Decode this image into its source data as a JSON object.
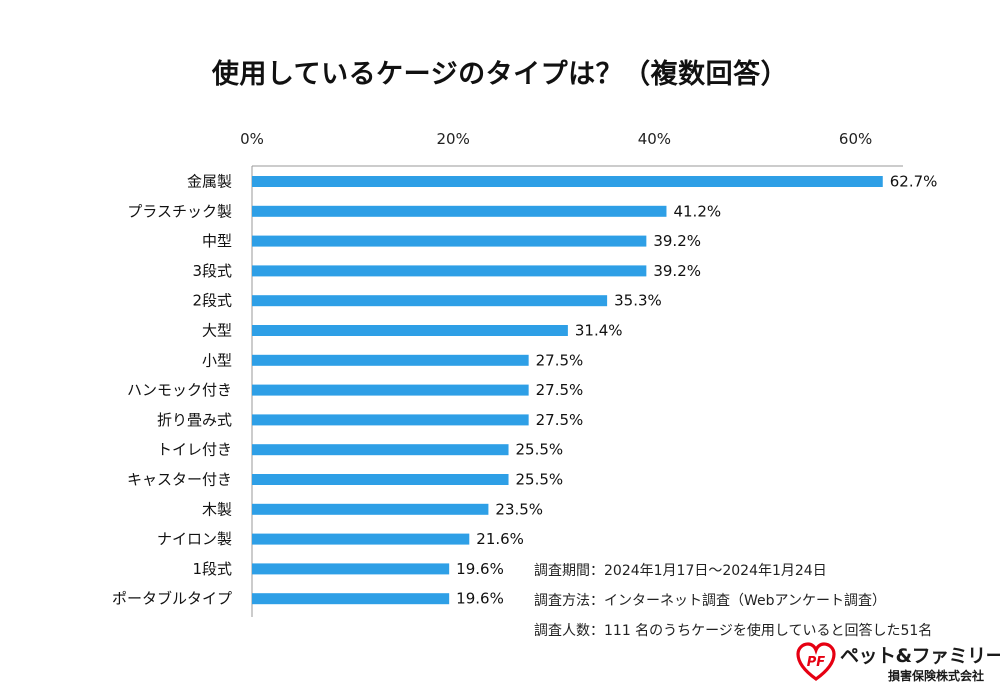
{
  "chart_data": {
    "type": "bar",
    "orientation": "horizontal",
    "title": "使用しているケージのタイプは？（複数回答）",
    "categories": [
      "金属製",
      "プラスチック製",
      "中型",
      "3段式",
      "2段式",
      "大型",
      "小型",
      "ハンモック付き",
      "折り畳み式",
      "トイレ付き",
      "キャスター付き",
      "木製",
      "ナイロン製",
      "1段式",
      "ポータブルタイプ"
    ],
    "values": [
      62.7,
      41.2,
      39.2,
      39.2,
      35.3,
      31.4,
      27.5,
      27.5,
      27.5,
      25.5,
      25.5,
      23.5,
      21.6,
      19.6,
      19.6
    ],
    "value_labels": [
      "62.7%",
      "41.2%",
      "39.2%",
      "39.2%",
      "35.3%",
      "31.4%",
      "27.5%",
      "27.5%",
      "27.5%",
      "25.5%",
      "25.5%",
      "23.5%",
      "21.6%",
      "19.6%",
      "19.6%"
    ],
    "x_ticks": [
      0,
      20,
      40,
      60
    ],
    "x_tick_labels": [
      "0%",
      "20%",
      "40%",
      "60%"
    ],
    "xlim": [
      0,
      65
    ],
    "xaxis_position": "top",
    "grid": false,
    "legend": "none",
    "bar_color": "#2e9fe6",
    "axis_color": "#999999"
  },
  "survey": {
    "period": "調査期間：2024年1月17日～2024年1月24日",
    "method": "調査方法：インターネット調査（Webアンケート調査）",
    "respondents": "調査人数：111 名のうちケージを使用していると回答した51名"
  },
  "logo": {
    "mark_text": "PF",
    "name": "ペット&ファミリー",
    "sub": "損害保険株式会社",
    "accent_color": "#e60012"
  }
}
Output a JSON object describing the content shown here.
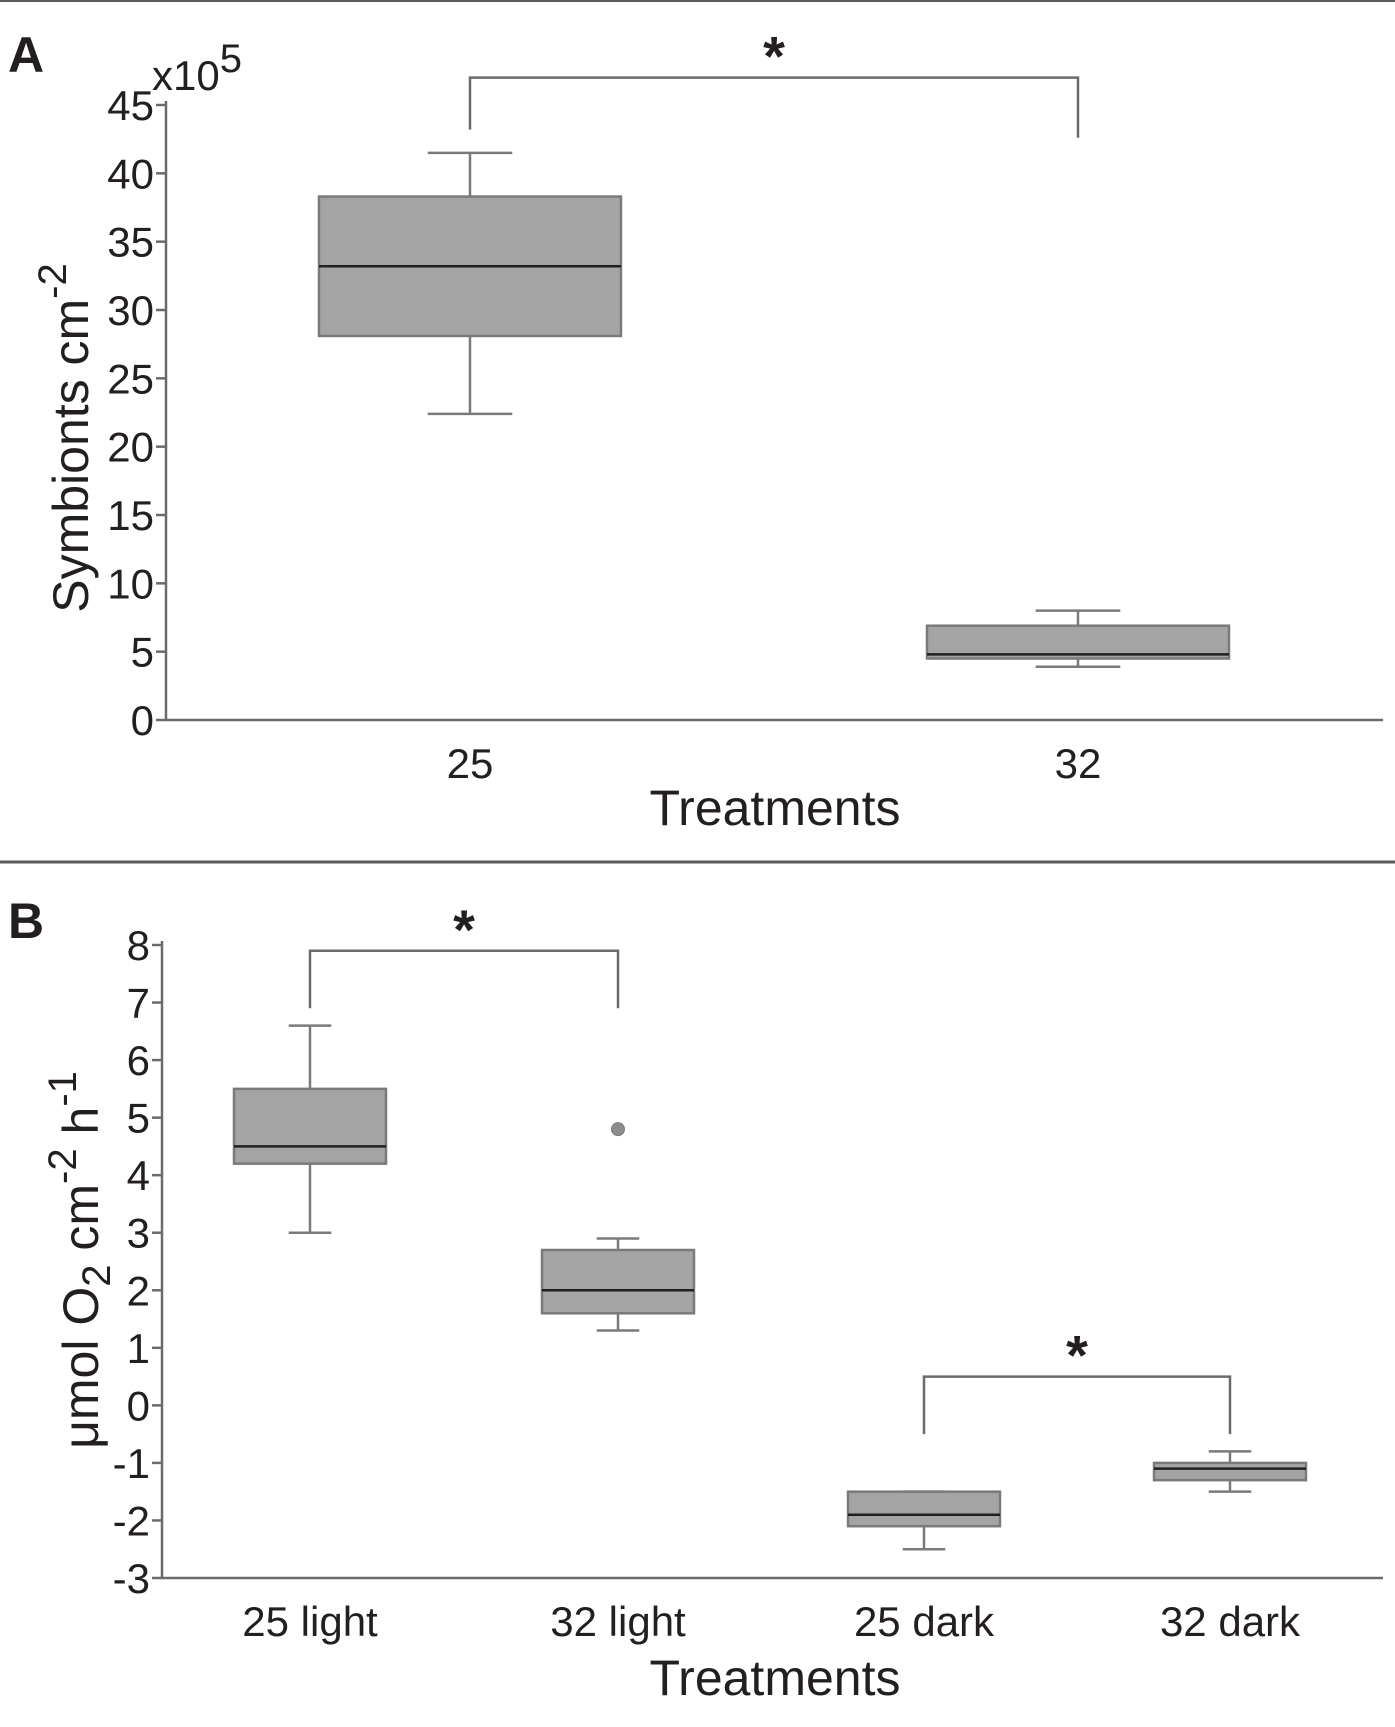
{
  "colors": {
    "box_fill": "#a4a4a4",
    "box_stroke": "#7a7a7a",
    "median": "#231f20",
    "axis": "#6b6b6b",
    "text": "#231f20",
    "divider": "#5a5a5a"
  },
  "chart_data": [
    {
      "panel_label": "A",
      "type": "box",
      "title": "",
      "xlabel": "Treatments",
      "ylabel_main": "Symbionts cm",
      "ylabel_superscript": "-2",
      "y_multiplier_base": "x10",
      "y_multiplier_exponent": "5",
      "categories": [
        "25",
        "32"
      ],
      "ylim": [
        0,
        45
      ],
      "yticks": [
        0,
        5,
        10,
        15,
        20,
        25,
        30,
        35,
        40,
        45
      ],
      "ytick_labels": [
        "0",
        "5",
        "10",
        "15",
        "20",
        "25",
        "30",
        "35",
        "40",
        "45"
      ],
      "grid": false,
      "boxes": [
        {
          "category": "25",
          "whisker_low": 22.4,
          "q1": 28.1,
          "median": 33.2,
          "q3": 38.3,
          "whisker_high": 41.5,
          "outliers": []
        },
        {
          "category": "32",
          "whisker_low": 3.9,
          "q1": 4.5,
          "median": 4.8,
          "q3": 6.9,
          "whisker_high": 8.0,
          "outliers": []
        }
      ],
      "significance": [
        {
          "from": "25",
          "to": "32",
          "label": "*",
          "y": 47,
          "drop_to": 42.6,
          "left_drop_to": 43.2
        }
      ]
    },
    {
      "panel_label": "B",
      "type": "box",
      "title": "",
      "xlabel": "Treatments",
      "ylabel_parts": {
        "prefix": "μmol O",
        "o2_subscript": "2",
        "cm": " cm",
        "cm_superscript": "-2",
        "h": " h",
        "h_superscript": "-1"
      },
      "categories": [
        "25 light",
        "32 light",
        "25 dark",
        "32 dark"
      ],
      "ylim": [
        -3,
        8
      ],
      "yticks": [
        -3,
        -2,
        -1,
        0,
        1,
        2,
        3,
        4,
        5,
        6,
        7,
        8
      ],
      "ytick_labels": [
        "-3",
        "-2",
        "-1",
        "0",
        "1",
        "2",
        "3",
        "4",
        "5",
        "6",
        "7",
        "8"
      ],
      "grid": false,
      "boxes": [
        {
          "category": "25 light",
          "whisker_low": 3.0,
          "q1": 4.2,
          "median": 4.5,
          "q3": 5.5,
          "whisker_high": 6.6,
          "outliers": []
        },
        {
          "category": "32 light",
          "whisker_low": 1.3,
          "q1": 1.6,
          "median": 2.0,
          "q3": 2.7,
          "whisker_high": 2.9,
          "outliers": [
            4.8
          ]
        },
        {
          "category": "25 dark",
          "whisker_low": -2.5,
          "q1": -2.1,
          "median": -1.9,
          "q3": -1.5,
          "whisker_high": -1.5,
          "outliers": []
        },
        {
          "category": "32 dark",
          "whisker_low": -1.5,
          "q1": -1.3,
          "median": -1.1,
          "q3": -1.0,
          "whisker_high": -0.8,
          "outliers": []
        }
      ],
      "significance": [
        {
          "from": "25 light",
          "to": "32 light",
          "label": "*",
          "y": 7.9,
          "drop_to": 6.9
        },
        {
          "from": "25 dark",
          "to": "32 dark",
          "label": "*",
          "y": 0.5,
          "drop_to": -0.5
        }
      ]
    }
  ]
}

============================================================

- Set problem: From the records above, pull out each line that has "JSON".

- Solution to the problem:
Decode this image into its source data as a JSON object.
Output a JSON object describing the content shown here.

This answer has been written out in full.